# Problem details:
Go through the entries below and copy each line containing the word "title".

>> Begin

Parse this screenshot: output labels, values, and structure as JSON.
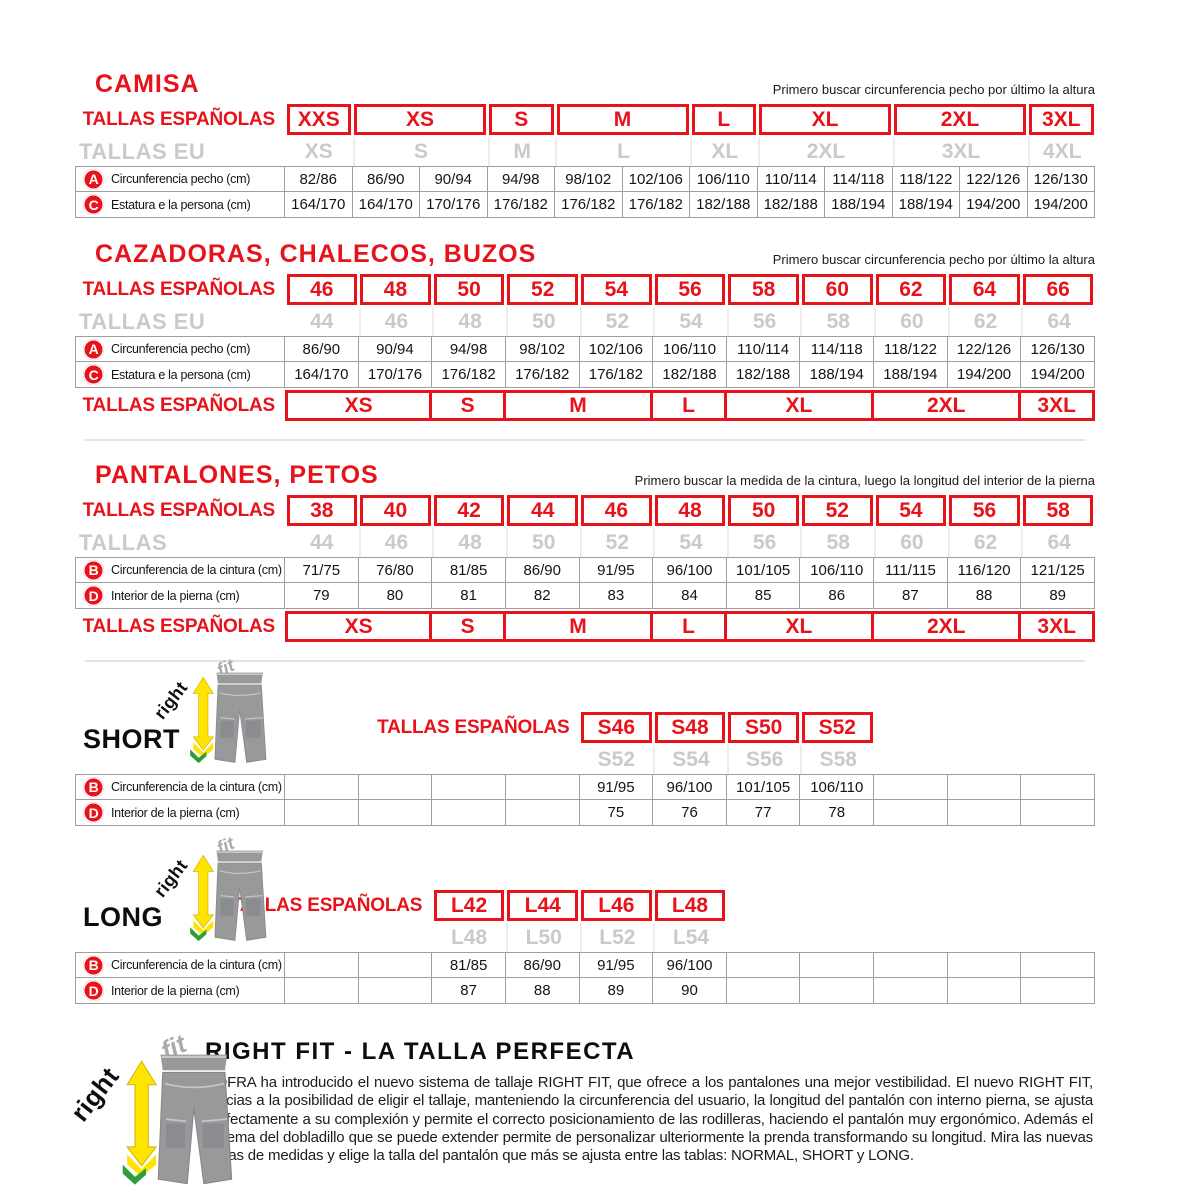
{
  "colors": {
    "accent_red": "#e8121a",
    "eu_gray": "#c9cacc",
    "arrow_yellow": "#ffe400",
    "arrow_green": "#2f9e3a"
  },
  "logo": {
    "right": "right",
    "fit": "fit"
  },
  "sections": {
    "camisa": {
      "title": "CAMISA",
      "note": "Primero buscar circunferencia pecho por último la altura",
      "cols": 12,
      "rows": [
        {
          "type": "red",
          "label": "TALLAS ESPAÑOLAS",
          "cells": [
            {
              "t": "XXS",
              "s": 1
            },
            {
              "t": "XS",
              "s": 2
            },
            {
              "t": "S",
              "s": 1
            },
            {
              "t": "M",
              "s": 2
            },
            {
              "t": "L",
              "s": 1
            },
            {
              "t": "XL",
              "s": 2
            },
            {
              "t": "2XL",
              "s": 2
            },
            {
              "t": "3XL",
              "s": 1
            }
          ]
        },
        {
          "type": "gray",
          "label": "TALLAS EU",
          "cells": [
            {
              "t": "XS",
              "s": 1
            },
            {
              "t": "S",
              "s": 2
            },
            {
              "t": "M",
              "s": 1
            },
            {
              "t": "L",
              "s": 2
            },
            {
              "t": "XL",
              "s": 1
            },
            {
              "t": "2XL",
              "s": 2
            },
            {
              "t": "3XL",
              "s": 2
            },
            {
              "t": "4XL",
              "s": 1
            }
          ]
        },
        {
          "type": "data",
          "badge": "A",
          "label": "Circunferencia pecho (cm)",
          "values": [
            "82/86",
            "86/90",
            "90/94",
            "94/98",
            "98/102",
            "102/106",
            "106/110",
            "110/114",
            "114/118",
            "118/122",
            "122/126",
            "126/130"
          ]
        },
        {
          "type": "data",
          "badge": "C",
          "label": "Estatura e la persona (cm)",
          "values": [
            "164/170",
            "164/170",
            "170/176",
            "176/182",
            "176/182",
            "176/182",
            "182/188",
            "182/188",
            "188/194",
            "188/194",
            "194/200",
            "194/200"
          ]
        }
      ]
    },
    "cazadoras": {
      "title": "CAZADORAS, CHALECOS, BUZOS",
      "note": "Primero buscar circunferencia pecho por último la altura",
      "cols": 11,
      "rows": [
        {
          "type": "red",
          "label": "TALLAS ESPAÑOLAS",
          "cells": [
            {
              "t": "46",
              "s": 1
            },
            {
              "t": "48",
              "s": 1
            },
            {
              "t": "50",
              "s": 1
            },
            {
              "t": "52",
              "s": 1
            },
            {
              "t": "54",
              "s": 1
            },
            {
              "t": "56",
              "s": 1
            },
            {
              "t": "58",
              "s": 1
            },
            {
              "t": "60",
              "s": 1
            },
            {
              "t": "62",
              "s": 1
            },
            {
              "t": "64",
              "s": 1
            },
            {
              "t": "66",
              "s": 1
            }
          ]
        },
        {
          "type": "gray",
          "label": "TALLAS EU",
          "cells": [
            {
              "t": "44",
              "s": 1
            },
            {
              "t": "46",
              "s": 1
            },
            {
              "t": "48",
              "s": 1
            },
            {
              "t": "50",
              "s": 1
            },
            {
              "t": "52",
              "s": 1
            },
            {
              "t": "54",
              "s": 1
            },
            {
              "t": "56",
              "s": 1
            },
            {
              "t": "58",
              "s": 1
            },
            {
              "t": "60",
              "s": 1
            },
            {
              "t": "62",
              "s": 1
            },
            {
              "t": "64",
              "s": 1
            }
          ]
        },
        {
          "type": "data",
          "badge": "A",
          "label": "Circunferencia pecho (cm)",
          "values": [
            "86/90",
            "90/94",
            "94/98",
            "98/102",
            "102/106",
            "106/110",
            "110/114",
            "114/118",
            "118/122",
            "122/126",
            "126/130"
          ]
        },
        {
          "type": "data",
          "badge": "C",
          "label": "Estatura e la persona (cm)",
          "values": [
            "164/170",
            "170/176",
            "176/182",
            "176/182",
            "176/182",
            "182/188",
            "182/188",
            "188/194",
            "188/194",
            "194/200",
            "194/200"
          ]
        },
        {
          "type": "red",
          "cls": "strip",
          "label": "TALLAS ESPAÑOLAS",
          "cells": [
            {
              "t": "XS",
              "s": 2
            },
            {
              "t": "S",
              "s": 1
            },
            {
              "t": "M",
              "s": 2
            },
            {
              "t": "L",
              "s": 1
            },
            {
              "t": "XL",
              "s": 2
            },
            {
              "t": "2XL",
              "s": 2
            },
            {
              "t": "3XL",
              "s": 1
            }
          ]
        }
      ]
    },
    "pantalones": {
      "title": "PANTALONES, PETOS",
      "note": "Primero buscar la medida de la cintura, luego la longitud del interior de la pierna",
      "cols": 11,
      "rows": [
        {
          "type": "red",
          "label": "TALLAS ESPAÑOLAS",
          "cells": [
            {
              "t": "38",
              "s": 1
            },
            {
              "t": "40",
              "s": 1
            },
            {
              "t": "42",
              "s": 1
            },
            {
              "t": "44",
              "s": 1
            },
            {
              "t": "46",
              "s": 1
            },
            {
              "t": "48",
              "s": 1
            },
            {
              "t": "50",
              "s": 1
            },
            {
              "t": "52",
              "s": 1
            },
            {
              "t": "54",
              "s": 1
            },
            {
              "t": "56",
              "s": 1
            },
            {
              "t": "58",
              "s": 1
            }
          ]
        },
        {
          "type": "gray",
          "label": "TALLAS",
          "cells": [
            {
              "t": "44",
              "s": 1
            },
            {
              "t": "46",
              "s": 1
            },
            {
              "t": "48",
              "s": 1
            },
            {
              "t": "50",
              "s": 1
            },
            {
              "t": "52",
              "s": 1
            },
            {
              "t": "54",
              "s": 1
            },
            {
              "t": "56",
              "s": 1
            },
            {
              "t": "58",
              "s": 1
            },
            {
              "t": "60",
              "s": 1
            },
            {
              "t": "62",
              "s": 1
            },
            {
              "t": "64",
              "s": 1
            }
          ]
        },
        {
          "type": "data",
          "badge": "B",
          "label": "Circunferencia de la cintura (cm)",
          "values": [
            "71/75",
            "76/80",
            "81/85",
            "86/90",
            "91/95",
            "96/100",
            "101/105",
            "106/110",
            "111/115",
            "116/120",
            "121/125"
          ]
        },
        {
          "type": "data",
          "badge": "D",
          "label": "Interior de la pierna (cm)",
          "values": [
            "79",
            "80",
            "81",
            "82",
            "83",
            "84",
            "85",
            "86",
            "87",
            "88",
            "89"
          ]
        },
        {
          "type": "red",
          "cls": "strip",
          "label": "TALLAS ESPAÑOLAS",
          "cells": [
            {
              "t": "XS",
              "s": 2
            },
            {
              "t": "S",
              "s": 1
            },
            {
              "t": "M",
              "s": 2
            },
            {
              "t": "L",
              "s": 1
            },
            {
              "t": "XL",
              "s": 2
            },
            {
              "t": "2XL",
              "s": 2
            },
            {
              "t": "3XL",
              "s": 1
            }
          ]
        }
      ]
    },
    "short": {
      "name": "SHORT",
      "cols": 11,
      "rows": [
        {
          "type": "red",
          "label": "TALLAS ESPAÑOLAS",
          "lead": 4,
          "cells": [
            {
              "t": "S46",
              "s": 1
            },
            {
              "t": "S48",
              "s": 1
            },
            {
              "t": "S50",
              "s": 1
            },
            {
              "t": "S52",
              "s": 1
            }
          ]
        },
        {
          "type": "gray",
          "label": "",
          "lead": 4,
          "cells": [
            {
              "t": "S52",
              "s": 1
            },
            {
              "t": "S54",
              "s": 1
            },
            {
              "t": "S56",
              "s": 1
            },
            {
              "t": "S58",
              "s": 1
            }
          ]
        },
        {
          "type": "data",
          "badge": "B",
          "label": "Circunferencia de la cintura (cm)",
          "values": [
            "",
            "",
            "",
            "",
            "91/95",
            "96/100",
            "101/105",
            "106/110",
            "",
            "",
            ""
          ]
        },
        {
          "type": "data",
          "badge": "D",
          "label": "Interior de la pierna (cm)",
          "values": [
            "",
            "",
            "",
            "",
            "75",
            "76",
            "77",
            "78",
            "",
            "",
            ""
          ]
        }
      ]
    },
    "long": {
      "name": "LONG",
      "cols": 11,
      "rows": [
        {
          "type": "red",
          "label": "TALLAS ESPAÑOLAS",
          "lead": 2,
          "cells": [
            {
              "t": "L42",
              "s": 1
            },
            {
              "t": "L44",
              "s": 1
            },
            {
              "t": "L46",
              "s": 1
            },
            {
              "t": "L48",
              "s": 1
            }
          ]
        },
        {
          "type": "gray",
          "label": "",
          "lead": 2,
          "cells": [
            {
              "t": "L48",
              "s": 1
            },
            {
              "t": "L50",
              "s": 1
            },
            {
              "t": "L52",
              "s": 1
            },
            {
              "t": "L54",
              "s": 1
            }
          ]
        },
        {
          "type": "data",
          "badge": "B",
          "label": "Circunferencia de la cintura (cm)",
          "values": [
            "",
            "",
            "81/85",
            "86/90",
            "91/95",
            "96/100",
            "",
            "",
            "",
            "",
            ""
          ]
        },
        {
          "type": "data",
          "badge": "D",
          "label": "Interior de la pierna (cm)",
          "values": [
            "",
            "",
            "87",
            "88",
            "89",
            "90",
            "",
            "",
            "",
            "",
            ""
          ]
        }
      ]
    },
    "rightfit": {
      "title": "RIGHT FIT - LA TALLA PERFECTA",
      "paragraph": "COFRA ha introducido el nuevo sistema de tallaje RIGHT FIT, que ofrece a los pantalones una mejor vestibilidad. El nuevo RIGHT FIT, gracias a la posibilidad de eligir el tallaje, manteniendo la circunferencia del usuario, la longitud del pantalón con interno pierna, se ajusta perfectamente a su complexión y permite el correcto posicionamiento de las rodilleras, haciendo el pantalón muy ergonómico. Además el sistema del dobladillo que se puede extender permite de personalizar ulteriormente la prenda transformando su longitud. Mira las nuevas tablas de medidas y elige la talla del pantalón que más se ajusta entre las tablas: NORMAL, SHORT y LONG."
    }
  }
}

>> End

# Result:
      "title": "CAMISA",
      "title": "CAZADORAS, CHALECOS, BUZOS",
      "title": "PANTALONES, PETOS",
      "title": "RIGHT FIT - LA TALLA PERFECTA",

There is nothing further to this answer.